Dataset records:
# # # # #
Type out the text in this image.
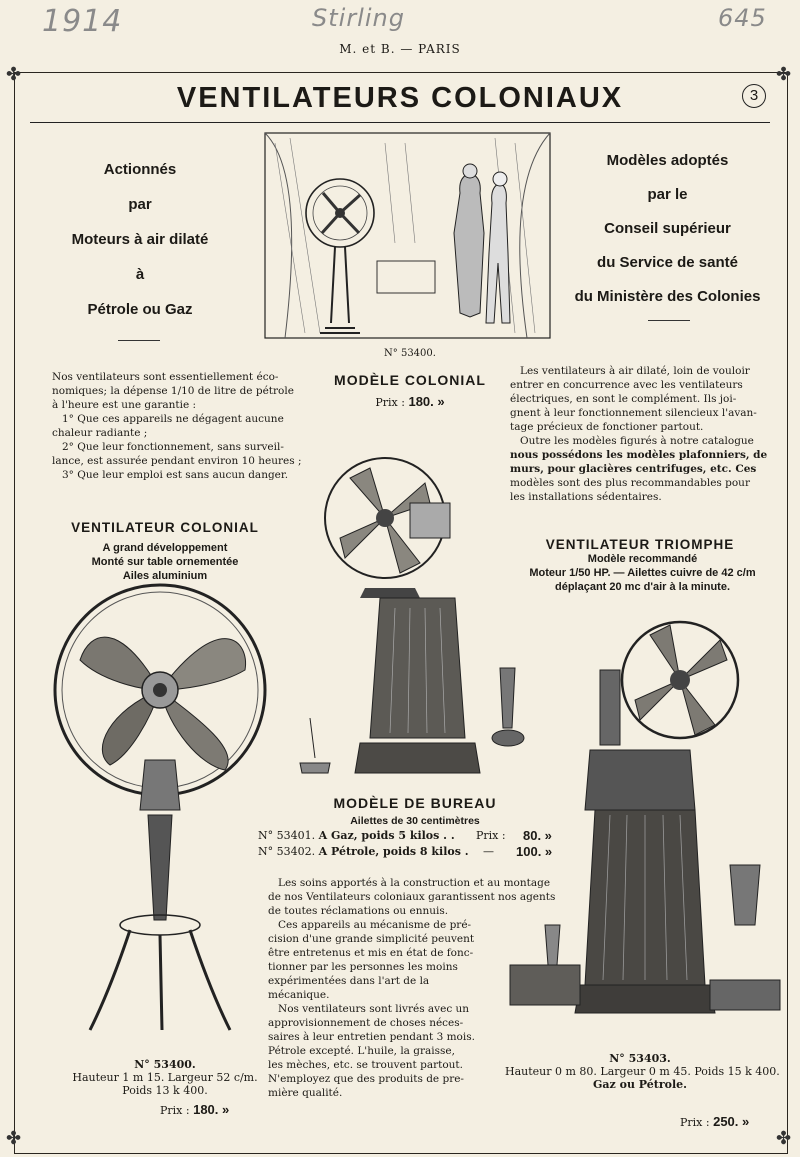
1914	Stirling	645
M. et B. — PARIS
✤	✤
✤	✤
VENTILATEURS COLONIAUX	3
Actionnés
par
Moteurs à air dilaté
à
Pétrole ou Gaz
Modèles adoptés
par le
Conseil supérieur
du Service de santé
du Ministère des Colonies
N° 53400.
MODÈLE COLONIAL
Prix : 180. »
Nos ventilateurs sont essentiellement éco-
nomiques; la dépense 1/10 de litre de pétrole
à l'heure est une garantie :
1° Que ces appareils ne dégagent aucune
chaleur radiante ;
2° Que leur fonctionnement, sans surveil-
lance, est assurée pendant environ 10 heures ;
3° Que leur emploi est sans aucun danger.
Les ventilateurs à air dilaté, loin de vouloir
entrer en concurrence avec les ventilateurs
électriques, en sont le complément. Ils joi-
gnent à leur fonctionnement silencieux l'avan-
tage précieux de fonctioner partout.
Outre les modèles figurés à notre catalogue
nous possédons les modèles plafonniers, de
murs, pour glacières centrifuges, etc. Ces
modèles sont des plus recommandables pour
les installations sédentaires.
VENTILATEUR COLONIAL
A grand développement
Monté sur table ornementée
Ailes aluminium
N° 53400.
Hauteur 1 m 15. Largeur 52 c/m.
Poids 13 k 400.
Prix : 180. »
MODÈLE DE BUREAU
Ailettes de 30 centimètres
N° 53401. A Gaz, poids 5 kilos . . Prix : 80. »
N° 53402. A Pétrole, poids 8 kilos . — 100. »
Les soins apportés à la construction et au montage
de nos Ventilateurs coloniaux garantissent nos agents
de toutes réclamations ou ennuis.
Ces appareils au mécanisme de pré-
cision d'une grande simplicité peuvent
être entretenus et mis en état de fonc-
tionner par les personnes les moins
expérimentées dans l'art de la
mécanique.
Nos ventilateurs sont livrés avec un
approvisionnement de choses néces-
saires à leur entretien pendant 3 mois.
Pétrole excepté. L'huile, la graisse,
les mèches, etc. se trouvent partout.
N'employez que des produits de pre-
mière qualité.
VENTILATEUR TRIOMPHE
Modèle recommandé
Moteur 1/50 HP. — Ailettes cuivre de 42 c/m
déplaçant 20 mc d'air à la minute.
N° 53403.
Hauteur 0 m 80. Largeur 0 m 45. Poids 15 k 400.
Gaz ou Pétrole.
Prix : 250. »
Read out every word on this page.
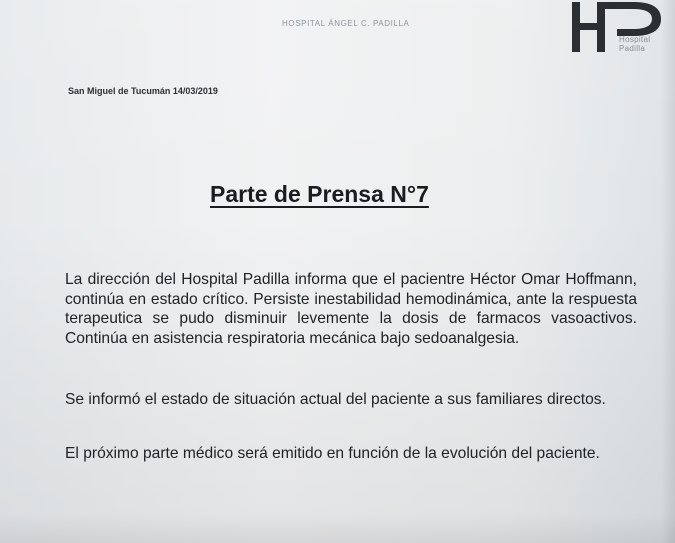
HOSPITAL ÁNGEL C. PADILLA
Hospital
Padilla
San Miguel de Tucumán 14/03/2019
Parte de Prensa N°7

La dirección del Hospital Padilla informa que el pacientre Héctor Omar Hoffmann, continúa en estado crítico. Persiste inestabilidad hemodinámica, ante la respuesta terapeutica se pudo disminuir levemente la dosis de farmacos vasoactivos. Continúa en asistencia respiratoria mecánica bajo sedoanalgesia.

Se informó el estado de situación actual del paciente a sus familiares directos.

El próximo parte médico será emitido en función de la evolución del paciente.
# # # # #
### What to produce:
Leave out the pictures and copy everything else in the records word for word.

### Completed task:
Type out the text in this image.
1914	Stirling	645
M. et B. — PARIS
✤	✤
✤	✤
VENTILATEURS COLONIAUX	3
Actionnés
par
Moteurs à air dilaté
à
Pétrole ou Gaz
Modèles adoptés
par le
Conseil supérieur
du Service de santé
du Ministère des Colonies
N° 53400.
MODÈLE COLONIAL
Prix : 180. »
Nos ventilateurs sont essentiellement éco-
nomiques; la dépense 1/10 de litre de pétrole
à l'heure est une garantie :
1° Que ces appareils ne dégagent aucune
chaleur radiante ;
2° Que leur fonctionnement, sans surveil-
lance, est assurée pendant environ 10 heures ;
3° Que leur emploi est sans aucun danger.
Les ventilateurs à air dilaté, loin de vouloir
entrer en concurrence avec les ventilateurs
électriques, en sont le complément. Ils joi-
gnent à leur fonctionnement silencieux l'avan-
tage précieux de fonctioner partout.
Outre les modèles figurés à notre catalogue
nous possédons les modèles plafonniers, de
murs, pour glacières centrifuges, etc. Ces
modèles sont des plus recommandables pour
les installations sédentaires.
VENTILATEUR COLONIAL
A grand développement
Monté sur table ornementée
Ailes aluminium
N° 53400.
Hauteur 1 m 15. Largeur 52 c/m.
Poids 13 k 400.
Prix : 180. »
MODÈLE DE BUREAU
Ailettes de 30 centimètres
N° 53401. A Gaz, poids 5 kilos . . Prix : 80. »
N° 53402. A Pétrole, poids 8 kilos . — 100. »
Les soins apportés à la construction et au montage
de nos Ventilateurs coloniaux garantissent nos agents
de toutes réclamations ou ennuis.
Ces appareils au mécanisme de pré-
cision d'une grande simplicité peuvent
être entretenus et mis en état de fonc-
tionner par les personnes les moins
expérimentées dans l'art de la
mécanique.
Nos ventilateurs sont livrés avec un
approvisionnement de choses néces-
saires à leur entretien pendant 3 mois.
Pétrole excepté. L'huile, la graisse,
les mèches, etc. se trouvent partout.
N'employez que des produits de pre-
mière qualité.
VENTILATEUR TRIOMPHE
Modèle recommandé
Moteur 1/50 HP. — Ailettes cuivre de 42 c/m
déplaçant 20 mc d'air à la minute.
N° 53403.
Hauteur 0 m 80. Largeur 0 m 45. Poids 15 k 400.
Gaz ou Pétrole.
Prix : 250. »
Read out every word on this page.
HOSPITAL ÁNGEL C. PADILLA
Hospital
Padilla
San Miguel de Tucumán 14/03/2019
Parte de Prensa N°7

La dirección del Hospital Padilla informa que el pacientre Héctor Omar Hoffmann, continúa en estado crítico. Persiste inestabilidad hemodinámica, ante la respuesta terapeutica se pudo disminuir levemente la dosis de farmacos vasoactivos. Continúa en asistencia respiratoria mecánica bajo sedoanalgesia.

Se informó el estado de situación actual del paciente a sus familiares directos.

El próximo parte médico será emitido en función de la evolución del paciente.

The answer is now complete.